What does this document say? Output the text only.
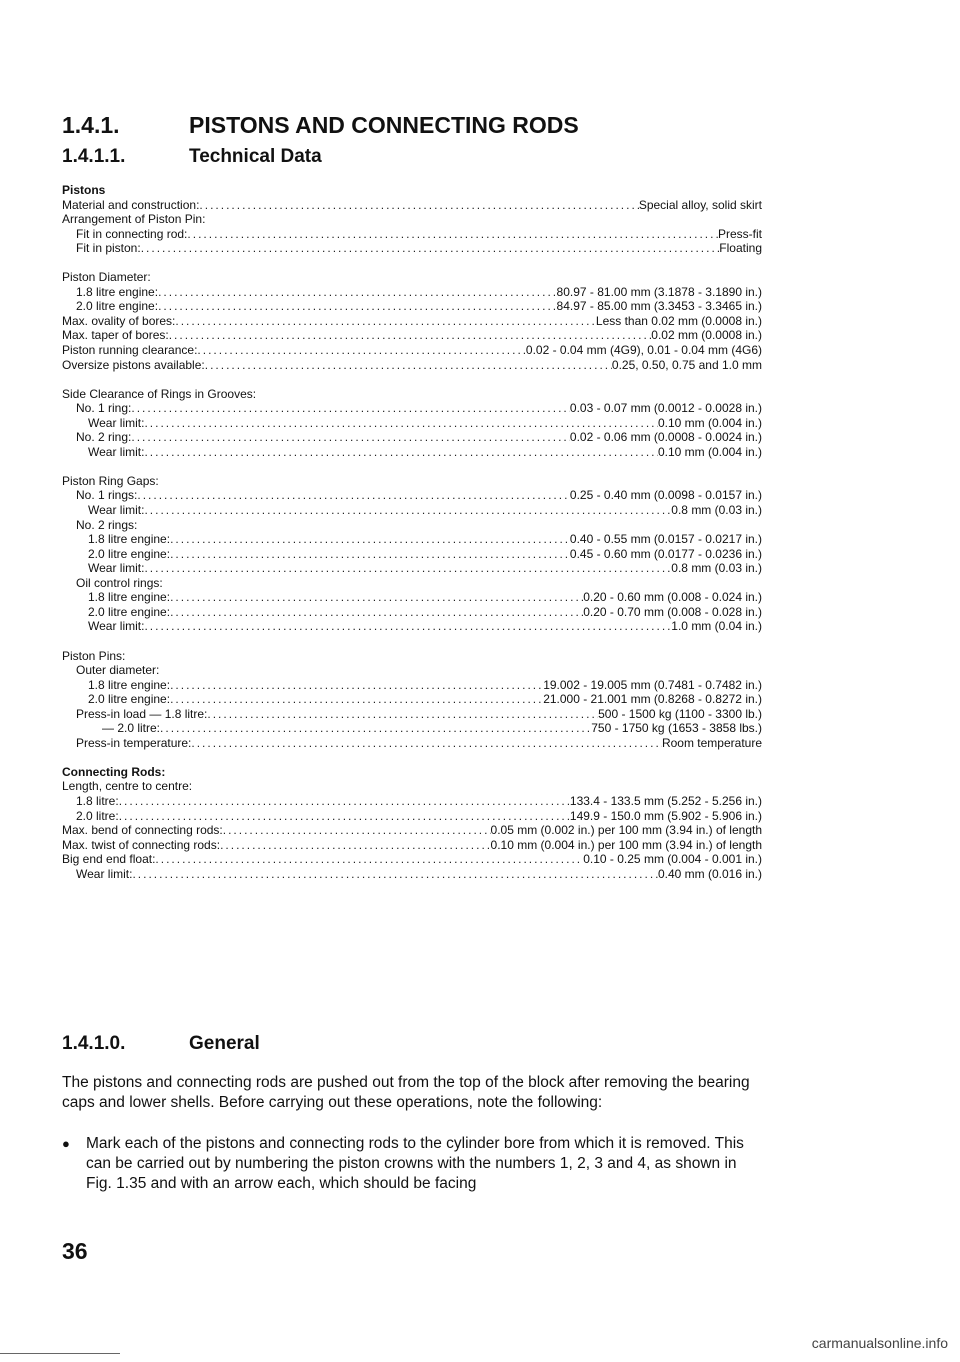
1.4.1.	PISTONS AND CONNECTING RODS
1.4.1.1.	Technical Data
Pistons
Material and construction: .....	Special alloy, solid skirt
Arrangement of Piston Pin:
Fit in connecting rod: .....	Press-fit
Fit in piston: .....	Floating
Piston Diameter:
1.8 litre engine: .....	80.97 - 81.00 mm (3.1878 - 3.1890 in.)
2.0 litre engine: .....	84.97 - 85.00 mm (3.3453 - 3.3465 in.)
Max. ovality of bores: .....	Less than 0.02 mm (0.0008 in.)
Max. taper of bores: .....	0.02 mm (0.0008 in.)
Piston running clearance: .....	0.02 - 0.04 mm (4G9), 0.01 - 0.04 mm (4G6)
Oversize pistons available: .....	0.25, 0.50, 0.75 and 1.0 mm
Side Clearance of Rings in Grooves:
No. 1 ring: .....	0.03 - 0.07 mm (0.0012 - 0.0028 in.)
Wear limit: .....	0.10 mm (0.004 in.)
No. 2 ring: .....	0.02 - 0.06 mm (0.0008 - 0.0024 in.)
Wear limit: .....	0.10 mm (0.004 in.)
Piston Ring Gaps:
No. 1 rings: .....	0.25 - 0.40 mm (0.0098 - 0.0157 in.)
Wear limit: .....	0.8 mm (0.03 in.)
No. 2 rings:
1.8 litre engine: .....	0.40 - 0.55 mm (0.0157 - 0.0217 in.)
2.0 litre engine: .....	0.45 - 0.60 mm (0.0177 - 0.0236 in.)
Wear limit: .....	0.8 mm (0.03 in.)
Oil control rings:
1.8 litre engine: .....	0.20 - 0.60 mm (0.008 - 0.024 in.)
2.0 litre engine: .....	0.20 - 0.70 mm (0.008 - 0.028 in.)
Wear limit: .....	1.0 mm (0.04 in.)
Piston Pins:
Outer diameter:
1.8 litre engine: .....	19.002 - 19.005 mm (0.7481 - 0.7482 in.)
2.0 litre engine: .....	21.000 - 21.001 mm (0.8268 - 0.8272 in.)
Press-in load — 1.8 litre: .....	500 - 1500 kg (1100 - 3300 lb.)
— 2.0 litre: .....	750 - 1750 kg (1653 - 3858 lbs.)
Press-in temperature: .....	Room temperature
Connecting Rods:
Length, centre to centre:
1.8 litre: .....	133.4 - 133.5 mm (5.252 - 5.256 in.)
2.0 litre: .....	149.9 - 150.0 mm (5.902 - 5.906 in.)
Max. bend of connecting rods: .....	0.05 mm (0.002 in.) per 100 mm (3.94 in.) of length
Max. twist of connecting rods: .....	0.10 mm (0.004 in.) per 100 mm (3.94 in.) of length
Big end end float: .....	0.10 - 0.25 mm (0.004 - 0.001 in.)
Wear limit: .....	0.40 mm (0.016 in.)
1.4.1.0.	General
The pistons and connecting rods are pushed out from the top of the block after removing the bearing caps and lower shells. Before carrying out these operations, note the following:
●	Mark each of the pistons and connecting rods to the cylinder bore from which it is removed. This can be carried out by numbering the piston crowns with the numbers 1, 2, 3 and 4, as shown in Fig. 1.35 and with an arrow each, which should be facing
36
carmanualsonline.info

========

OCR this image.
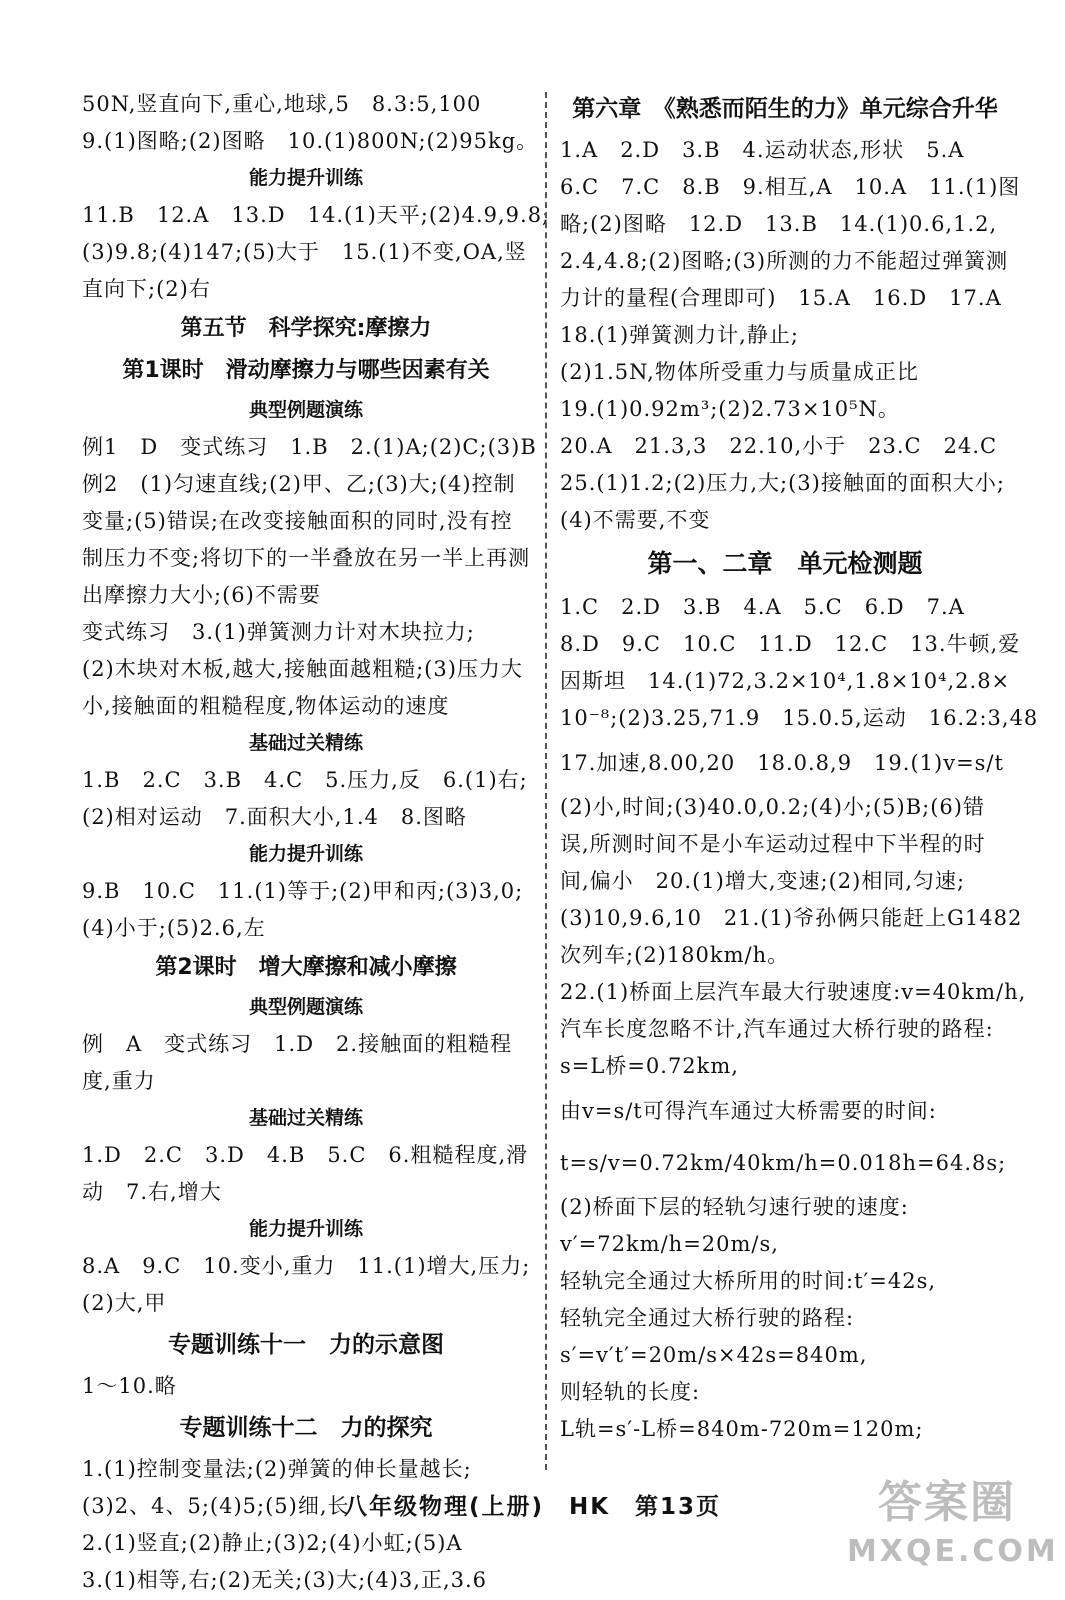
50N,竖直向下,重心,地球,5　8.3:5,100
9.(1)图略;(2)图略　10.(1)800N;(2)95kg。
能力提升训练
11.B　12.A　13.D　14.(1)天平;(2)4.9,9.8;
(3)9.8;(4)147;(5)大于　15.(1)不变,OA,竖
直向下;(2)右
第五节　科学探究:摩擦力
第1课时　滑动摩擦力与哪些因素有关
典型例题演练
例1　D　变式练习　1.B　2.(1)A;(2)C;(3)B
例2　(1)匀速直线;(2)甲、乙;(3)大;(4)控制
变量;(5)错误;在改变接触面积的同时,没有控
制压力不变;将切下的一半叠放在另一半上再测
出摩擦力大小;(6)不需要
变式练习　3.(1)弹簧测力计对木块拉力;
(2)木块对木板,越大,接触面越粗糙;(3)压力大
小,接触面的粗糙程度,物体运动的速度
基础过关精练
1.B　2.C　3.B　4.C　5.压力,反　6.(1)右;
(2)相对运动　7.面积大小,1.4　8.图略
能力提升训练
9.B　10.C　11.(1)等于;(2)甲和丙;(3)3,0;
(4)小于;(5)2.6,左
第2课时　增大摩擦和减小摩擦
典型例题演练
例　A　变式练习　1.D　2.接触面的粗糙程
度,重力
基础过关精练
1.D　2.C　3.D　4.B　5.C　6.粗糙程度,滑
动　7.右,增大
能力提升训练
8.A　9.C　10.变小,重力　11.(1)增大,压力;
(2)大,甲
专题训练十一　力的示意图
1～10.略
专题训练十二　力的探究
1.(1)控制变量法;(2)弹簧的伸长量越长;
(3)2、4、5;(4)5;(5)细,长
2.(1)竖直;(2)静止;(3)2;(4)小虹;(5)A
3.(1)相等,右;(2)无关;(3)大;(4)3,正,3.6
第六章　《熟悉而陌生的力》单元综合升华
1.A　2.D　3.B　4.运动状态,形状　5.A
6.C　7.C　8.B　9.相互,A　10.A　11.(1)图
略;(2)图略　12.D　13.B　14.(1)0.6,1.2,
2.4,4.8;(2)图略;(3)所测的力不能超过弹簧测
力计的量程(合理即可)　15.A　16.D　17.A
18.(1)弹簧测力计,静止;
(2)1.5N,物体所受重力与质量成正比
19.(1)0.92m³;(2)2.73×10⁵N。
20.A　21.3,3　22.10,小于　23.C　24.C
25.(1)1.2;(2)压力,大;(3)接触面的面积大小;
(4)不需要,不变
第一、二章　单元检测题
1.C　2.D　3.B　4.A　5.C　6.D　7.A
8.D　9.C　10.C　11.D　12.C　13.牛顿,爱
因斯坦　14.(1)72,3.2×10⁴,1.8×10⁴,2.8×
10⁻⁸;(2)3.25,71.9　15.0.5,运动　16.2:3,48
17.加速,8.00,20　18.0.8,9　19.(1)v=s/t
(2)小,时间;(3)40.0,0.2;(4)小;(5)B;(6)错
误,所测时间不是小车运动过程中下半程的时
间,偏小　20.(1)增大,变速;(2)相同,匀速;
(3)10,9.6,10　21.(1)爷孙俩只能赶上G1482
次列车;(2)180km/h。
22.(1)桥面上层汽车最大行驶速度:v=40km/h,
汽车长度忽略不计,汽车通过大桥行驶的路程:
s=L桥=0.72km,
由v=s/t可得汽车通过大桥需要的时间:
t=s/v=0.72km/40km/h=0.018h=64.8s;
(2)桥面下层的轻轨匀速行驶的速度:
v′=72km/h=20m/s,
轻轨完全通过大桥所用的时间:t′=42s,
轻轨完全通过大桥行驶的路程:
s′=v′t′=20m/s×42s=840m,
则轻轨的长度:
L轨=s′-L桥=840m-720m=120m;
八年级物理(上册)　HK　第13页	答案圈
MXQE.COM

========

» GIVEN INSTRUCTION:
Only the number is wanted: how many lines above include the word "变式练习"?

» SOLUTION FOR THIS PROBLEM:
3